Work through the data line by line, gathering every line that has the word "Number".
------------------------------
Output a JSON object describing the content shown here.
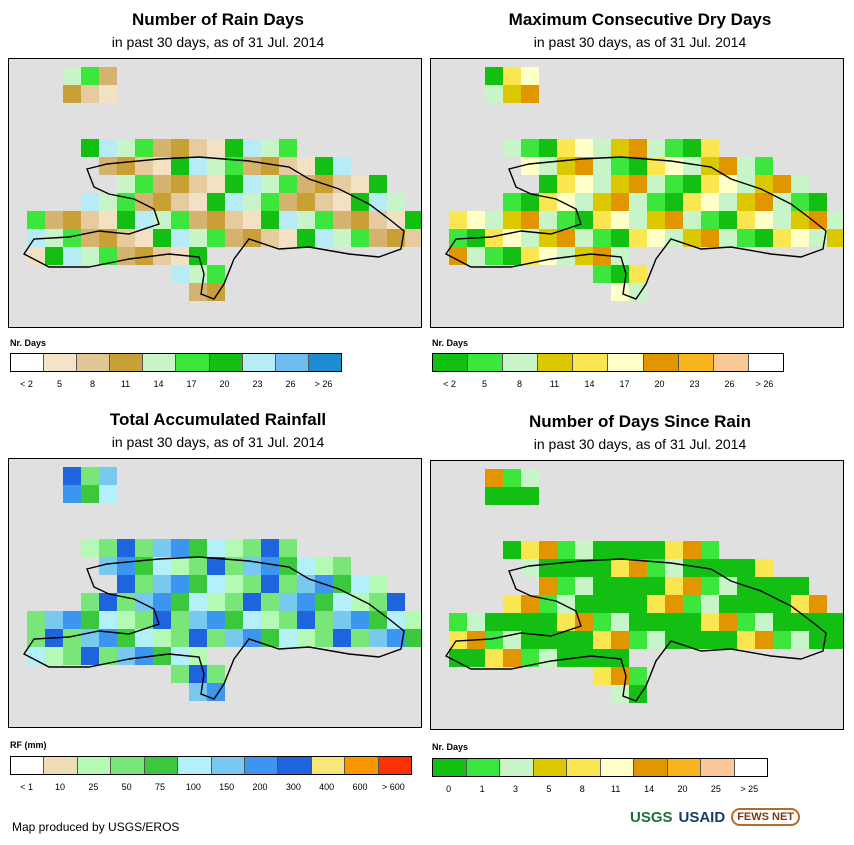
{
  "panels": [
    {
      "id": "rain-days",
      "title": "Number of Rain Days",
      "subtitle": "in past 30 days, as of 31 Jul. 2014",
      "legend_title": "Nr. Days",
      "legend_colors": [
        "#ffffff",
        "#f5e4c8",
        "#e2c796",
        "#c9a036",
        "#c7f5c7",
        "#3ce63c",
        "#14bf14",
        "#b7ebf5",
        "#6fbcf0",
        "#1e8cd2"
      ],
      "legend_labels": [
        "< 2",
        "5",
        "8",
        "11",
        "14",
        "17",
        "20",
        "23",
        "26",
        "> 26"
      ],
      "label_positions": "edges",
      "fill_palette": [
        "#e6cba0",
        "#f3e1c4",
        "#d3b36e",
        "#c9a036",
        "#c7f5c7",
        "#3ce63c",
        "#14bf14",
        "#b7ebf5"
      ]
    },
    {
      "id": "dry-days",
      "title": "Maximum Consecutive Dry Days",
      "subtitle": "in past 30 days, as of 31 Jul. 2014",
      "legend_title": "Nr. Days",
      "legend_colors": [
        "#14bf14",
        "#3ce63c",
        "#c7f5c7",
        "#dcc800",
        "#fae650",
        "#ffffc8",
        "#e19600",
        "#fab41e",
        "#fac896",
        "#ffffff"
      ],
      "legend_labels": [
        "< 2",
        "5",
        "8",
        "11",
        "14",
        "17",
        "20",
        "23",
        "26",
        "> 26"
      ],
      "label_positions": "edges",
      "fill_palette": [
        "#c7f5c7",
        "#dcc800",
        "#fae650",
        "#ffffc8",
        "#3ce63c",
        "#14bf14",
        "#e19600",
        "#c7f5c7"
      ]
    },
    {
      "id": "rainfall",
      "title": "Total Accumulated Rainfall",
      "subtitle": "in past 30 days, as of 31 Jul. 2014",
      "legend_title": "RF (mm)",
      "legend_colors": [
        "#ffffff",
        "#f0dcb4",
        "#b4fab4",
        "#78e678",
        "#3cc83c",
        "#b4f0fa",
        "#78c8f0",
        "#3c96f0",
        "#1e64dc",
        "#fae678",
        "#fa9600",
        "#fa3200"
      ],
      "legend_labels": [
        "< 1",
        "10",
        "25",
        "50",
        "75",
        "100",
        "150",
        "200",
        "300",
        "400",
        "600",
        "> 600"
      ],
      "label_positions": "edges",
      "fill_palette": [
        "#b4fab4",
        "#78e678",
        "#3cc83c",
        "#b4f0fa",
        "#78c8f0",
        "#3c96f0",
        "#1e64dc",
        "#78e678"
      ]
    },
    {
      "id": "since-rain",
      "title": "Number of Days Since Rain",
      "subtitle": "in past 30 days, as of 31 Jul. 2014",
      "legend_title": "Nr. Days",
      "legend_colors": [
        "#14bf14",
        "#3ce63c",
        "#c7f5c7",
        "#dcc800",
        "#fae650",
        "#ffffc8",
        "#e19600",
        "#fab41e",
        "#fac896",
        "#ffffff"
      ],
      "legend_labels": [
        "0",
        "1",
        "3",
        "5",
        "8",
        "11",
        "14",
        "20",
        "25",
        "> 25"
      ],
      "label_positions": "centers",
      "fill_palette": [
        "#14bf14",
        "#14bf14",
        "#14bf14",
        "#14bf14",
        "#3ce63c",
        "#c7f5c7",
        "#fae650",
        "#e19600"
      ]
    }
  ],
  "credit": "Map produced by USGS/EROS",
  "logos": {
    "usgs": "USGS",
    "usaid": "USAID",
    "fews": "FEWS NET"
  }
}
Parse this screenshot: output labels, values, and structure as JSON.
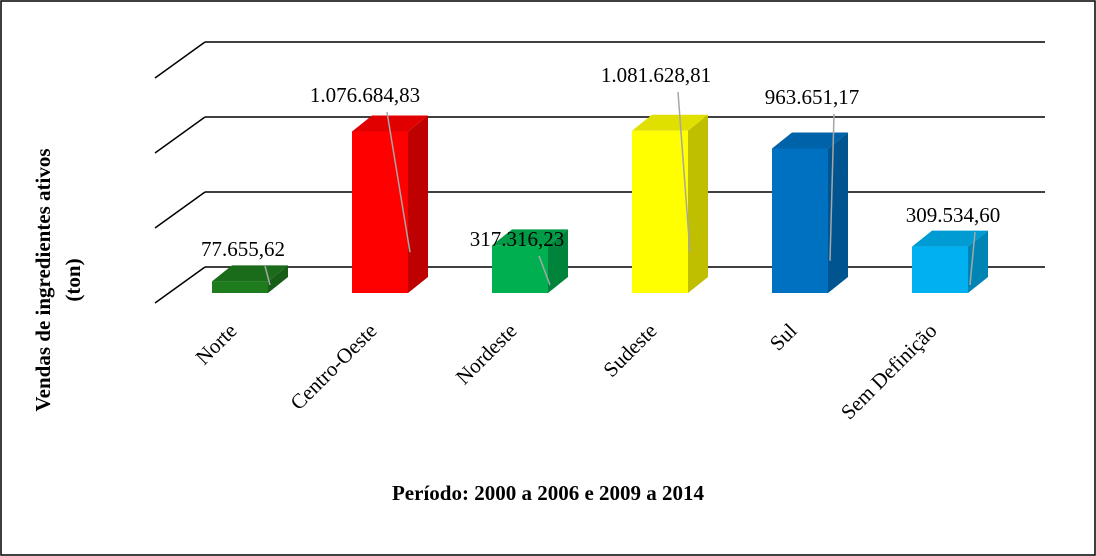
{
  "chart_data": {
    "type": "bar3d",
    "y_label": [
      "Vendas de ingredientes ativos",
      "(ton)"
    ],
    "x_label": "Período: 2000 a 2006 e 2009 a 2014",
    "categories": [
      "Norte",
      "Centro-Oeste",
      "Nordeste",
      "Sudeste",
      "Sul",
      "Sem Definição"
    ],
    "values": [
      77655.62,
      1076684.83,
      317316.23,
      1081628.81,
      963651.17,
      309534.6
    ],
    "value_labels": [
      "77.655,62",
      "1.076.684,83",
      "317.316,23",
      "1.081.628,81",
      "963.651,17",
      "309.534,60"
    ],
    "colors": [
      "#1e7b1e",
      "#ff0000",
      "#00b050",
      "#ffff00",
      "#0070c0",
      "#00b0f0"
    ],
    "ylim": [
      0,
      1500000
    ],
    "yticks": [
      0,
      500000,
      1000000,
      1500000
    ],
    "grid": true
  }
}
------------------------------
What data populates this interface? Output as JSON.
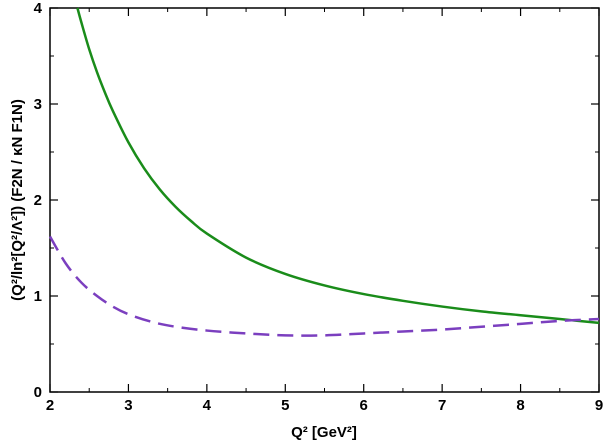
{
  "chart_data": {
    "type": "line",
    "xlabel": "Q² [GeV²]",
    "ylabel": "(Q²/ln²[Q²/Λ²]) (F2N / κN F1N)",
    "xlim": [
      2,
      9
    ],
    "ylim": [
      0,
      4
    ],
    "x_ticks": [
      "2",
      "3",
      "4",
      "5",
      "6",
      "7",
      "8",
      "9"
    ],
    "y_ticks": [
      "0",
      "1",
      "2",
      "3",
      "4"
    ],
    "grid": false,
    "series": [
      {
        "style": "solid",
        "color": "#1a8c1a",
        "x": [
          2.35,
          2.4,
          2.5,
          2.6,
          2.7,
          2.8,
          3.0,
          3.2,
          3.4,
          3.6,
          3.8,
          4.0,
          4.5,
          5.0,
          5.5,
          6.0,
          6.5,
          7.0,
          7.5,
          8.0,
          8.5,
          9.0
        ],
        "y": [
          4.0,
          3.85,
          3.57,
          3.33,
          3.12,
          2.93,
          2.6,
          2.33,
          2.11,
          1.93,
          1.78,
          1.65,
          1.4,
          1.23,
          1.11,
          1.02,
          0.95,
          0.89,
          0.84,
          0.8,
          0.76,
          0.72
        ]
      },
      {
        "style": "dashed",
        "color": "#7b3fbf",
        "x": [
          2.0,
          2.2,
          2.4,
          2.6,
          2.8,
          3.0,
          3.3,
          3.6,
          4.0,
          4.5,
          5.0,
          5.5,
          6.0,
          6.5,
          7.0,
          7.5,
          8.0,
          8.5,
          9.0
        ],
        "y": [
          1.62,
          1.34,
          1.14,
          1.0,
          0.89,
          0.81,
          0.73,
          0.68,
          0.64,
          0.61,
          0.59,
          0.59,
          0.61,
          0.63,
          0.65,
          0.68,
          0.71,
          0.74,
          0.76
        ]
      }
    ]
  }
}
------------------------------
■ **Task result**
      "title": "Number of Rain Days",
      "title": "Number of Days Since Rain",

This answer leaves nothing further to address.